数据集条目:
• • • • • • •
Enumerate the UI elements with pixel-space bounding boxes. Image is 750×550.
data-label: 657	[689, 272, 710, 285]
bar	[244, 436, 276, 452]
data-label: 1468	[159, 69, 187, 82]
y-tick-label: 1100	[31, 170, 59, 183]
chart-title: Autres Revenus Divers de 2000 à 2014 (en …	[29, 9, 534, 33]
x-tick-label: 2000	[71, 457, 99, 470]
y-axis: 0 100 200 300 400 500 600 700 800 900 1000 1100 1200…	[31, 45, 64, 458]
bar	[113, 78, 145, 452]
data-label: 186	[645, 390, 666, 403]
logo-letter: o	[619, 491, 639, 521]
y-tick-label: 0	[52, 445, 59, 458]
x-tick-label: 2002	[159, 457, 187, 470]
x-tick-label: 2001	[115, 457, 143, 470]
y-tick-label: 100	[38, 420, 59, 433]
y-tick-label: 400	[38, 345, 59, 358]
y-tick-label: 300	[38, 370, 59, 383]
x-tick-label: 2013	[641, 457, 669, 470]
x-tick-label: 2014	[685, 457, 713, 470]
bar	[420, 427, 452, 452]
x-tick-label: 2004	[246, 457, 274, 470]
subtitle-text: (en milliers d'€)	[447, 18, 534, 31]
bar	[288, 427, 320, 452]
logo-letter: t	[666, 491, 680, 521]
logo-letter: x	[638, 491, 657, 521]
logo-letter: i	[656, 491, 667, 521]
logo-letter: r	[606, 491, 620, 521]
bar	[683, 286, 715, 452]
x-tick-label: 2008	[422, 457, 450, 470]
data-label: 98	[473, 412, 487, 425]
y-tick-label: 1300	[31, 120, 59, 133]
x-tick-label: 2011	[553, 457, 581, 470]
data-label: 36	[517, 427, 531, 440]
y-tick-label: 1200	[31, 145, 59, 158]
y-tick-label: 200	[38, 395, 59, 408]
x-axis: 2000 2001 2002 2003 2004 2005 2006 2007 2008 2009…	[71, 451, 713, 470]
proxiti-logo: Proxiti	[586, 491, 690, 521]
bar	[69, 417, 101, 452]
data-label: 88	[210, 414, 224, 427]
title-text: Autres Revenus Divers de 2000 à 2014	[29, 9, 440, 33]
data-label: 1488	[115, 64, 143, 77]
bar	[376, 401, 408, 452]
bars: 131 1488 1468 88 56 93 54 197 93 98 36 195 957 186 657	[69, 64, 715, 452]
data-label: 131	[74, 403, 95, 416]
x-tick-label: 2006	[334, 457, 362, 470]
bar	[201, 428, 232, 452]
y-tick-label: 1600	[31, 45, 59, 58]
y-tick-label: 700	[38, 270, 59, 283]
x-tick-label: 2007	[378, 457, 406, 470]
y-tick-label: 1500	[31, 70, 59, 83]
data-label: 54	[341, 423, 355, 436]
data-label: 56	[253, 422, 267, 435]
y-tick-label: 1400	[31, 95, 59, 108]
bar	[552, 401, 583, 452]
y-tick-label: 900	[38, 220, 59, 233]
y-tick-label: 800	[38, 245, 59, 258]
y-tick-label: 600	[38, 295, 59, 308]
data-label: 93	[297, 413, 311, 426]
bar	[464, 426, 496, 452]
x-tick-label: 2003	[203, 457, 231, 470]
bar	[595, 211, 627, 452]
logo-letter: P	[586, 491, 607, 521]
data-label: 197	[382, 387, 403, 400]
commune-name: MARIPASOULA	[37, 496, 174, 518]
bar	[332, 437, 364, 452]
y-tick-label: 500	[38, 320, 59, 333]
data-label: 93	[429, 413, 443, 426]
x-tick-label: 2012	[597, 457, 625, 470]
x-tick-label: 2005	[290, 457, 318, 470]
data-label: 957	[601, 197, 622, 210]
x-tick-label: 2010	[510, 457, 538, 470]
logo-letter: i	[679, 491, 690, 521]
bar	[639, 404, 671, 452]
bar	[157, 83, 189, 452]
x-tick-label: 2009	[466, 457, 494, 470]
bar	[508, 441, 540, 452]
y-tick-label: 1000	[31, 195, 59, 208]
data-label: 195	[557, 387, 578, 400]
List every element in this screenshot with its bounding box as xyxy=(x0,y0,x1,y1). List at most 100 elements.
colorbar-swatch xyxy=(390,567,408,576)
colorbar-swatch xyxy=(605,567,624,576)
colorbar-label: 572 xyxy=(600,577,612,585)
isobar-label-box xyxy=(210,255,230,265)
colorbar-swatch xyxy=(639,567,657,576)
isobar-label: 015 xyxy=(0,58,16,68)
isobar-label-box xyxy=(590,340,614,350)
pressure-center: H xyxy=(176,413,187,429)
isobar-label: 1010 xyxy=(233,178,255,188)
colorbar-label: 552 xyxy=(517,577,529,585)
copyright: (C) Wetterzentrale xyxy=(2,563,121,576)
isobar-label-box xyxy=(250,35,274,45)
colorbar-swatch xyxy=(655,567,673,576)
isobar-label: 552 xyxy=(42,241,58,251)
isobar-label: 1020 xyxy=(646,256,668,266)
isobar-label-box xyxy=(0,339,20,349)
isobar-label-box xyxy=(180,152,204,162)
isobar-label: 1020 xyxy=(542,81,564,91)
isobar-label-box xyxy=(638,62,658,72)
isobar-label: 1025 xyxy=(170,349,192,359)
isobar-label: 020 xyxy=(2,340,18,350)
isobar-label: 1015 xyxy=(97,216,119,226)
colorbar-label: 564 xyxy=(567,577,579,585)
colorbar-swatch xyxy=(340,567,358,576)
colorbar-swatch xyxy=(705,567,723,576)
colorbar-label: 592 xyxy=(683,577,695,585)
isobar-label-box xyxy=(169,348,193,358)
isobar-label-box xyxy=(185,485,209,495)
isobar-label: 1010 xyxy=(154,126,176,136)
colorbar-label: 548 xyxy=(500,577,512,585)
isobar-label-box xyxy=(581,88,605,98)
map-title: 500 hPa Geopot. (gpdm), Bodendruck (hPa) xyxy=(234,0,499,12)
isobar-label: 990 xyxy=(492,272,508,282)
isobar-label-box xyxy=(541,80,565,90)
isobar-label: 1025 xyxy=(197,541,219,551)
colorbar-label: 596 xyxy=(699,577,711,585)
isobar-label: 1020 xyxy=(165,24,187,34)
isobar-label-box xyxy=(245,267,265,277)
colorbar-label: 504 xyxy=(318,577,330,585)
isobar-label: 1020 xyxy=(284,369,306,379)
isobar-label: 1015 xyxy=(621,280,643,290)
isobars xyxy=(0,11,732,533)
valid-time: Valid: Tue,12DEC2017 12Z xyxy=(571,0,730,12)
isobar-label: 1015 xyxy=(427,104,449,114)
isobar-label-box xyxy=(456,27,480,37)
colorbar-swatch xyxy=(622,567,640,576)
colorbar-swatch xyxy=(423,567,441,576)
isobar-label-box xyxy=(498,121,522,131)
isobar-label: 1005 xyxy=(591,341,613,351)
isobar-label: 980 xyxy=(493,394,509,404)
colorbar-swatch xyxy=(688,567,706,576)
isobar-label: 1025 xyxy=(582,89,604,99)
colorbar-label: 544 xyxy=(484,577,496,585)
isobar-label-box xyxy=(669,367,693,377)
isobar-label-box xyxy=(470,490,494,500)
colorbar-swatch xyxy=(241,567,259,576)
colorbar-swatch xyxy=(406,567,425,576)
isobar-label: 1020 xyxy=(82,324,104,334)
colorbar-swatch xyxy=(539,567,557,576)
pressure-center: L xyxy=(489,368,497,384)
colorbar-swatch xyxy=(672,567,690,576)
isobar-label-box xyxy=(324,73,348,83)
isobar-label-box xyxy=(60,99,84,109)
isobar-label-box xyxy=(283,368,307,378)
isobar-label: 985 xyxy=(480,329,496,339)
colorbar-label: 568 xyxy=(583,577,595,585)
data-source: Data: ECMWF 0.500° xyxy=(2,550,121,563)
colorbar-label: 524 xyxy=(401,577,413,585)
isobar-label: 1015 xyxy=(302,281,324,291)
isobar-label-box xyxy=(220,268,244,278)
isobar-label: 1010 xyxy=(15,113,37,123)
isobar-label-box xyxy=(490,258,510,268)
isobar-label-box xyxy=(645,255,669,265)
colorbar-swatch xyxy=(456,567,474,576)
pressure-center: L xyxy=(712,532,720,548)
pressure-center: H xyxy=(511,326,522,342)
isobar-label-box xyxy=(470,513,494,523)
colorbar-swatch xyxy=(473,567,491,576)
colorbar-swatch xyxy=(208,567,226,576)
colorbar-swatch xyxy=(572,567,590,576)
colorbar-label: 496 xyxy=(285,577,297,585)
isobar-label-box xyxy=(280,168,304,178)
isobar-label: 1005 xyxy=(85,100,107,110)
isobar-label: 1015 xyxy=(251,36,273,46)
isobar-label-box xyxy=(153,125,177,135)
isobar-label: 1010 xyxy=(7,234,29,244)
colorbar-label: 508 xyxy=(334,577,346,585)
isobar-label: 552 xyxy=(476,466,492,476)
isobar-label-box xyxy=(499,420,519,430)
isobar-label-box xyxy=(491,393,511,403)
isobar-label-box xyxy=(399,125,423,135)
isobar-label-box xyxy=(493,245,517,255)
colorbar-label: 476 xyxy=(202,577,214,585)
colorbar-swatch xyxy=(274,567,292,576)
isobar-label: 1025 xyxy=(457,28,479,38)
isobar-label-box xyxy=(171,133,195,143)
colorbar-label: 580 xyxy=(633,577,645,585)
• • • • • • •
**本题目标**
请以编号列表的形式给出材料从开头一直到含有“491, 639, 521]”的那一行为止的全部各行，首尾两行都包括在内，空行略去。

**练习解答**
1. Enumerate the UI elements with pixel-space bounding boxes. Image is 750×550.
2. data-label: 657	[689, 272, 710, 285]
3. bar	[244, 436, 276, 452]
4. data-label: 1468	[159, 69, 187, 82]
5. y-tick-label: 1100	[31, 170, 59, 183]
6. chart-title: Autres Revenus Divers de 2000 à 2014 (en …	[29, 9, 534, 33]
7. x-tick-label: 2000	[71, 457, 99, 470]
8. y-axis: 0 100 200 300 400 500 600 700 800 900 1000 1100 1200…	[31, 45, 64, 458]
9. bar	[113, 78, 145, 452]
10. data-label: 186	[645, 390, 666, 403]
11. logo-letter: o	[619, 491, 639, 521]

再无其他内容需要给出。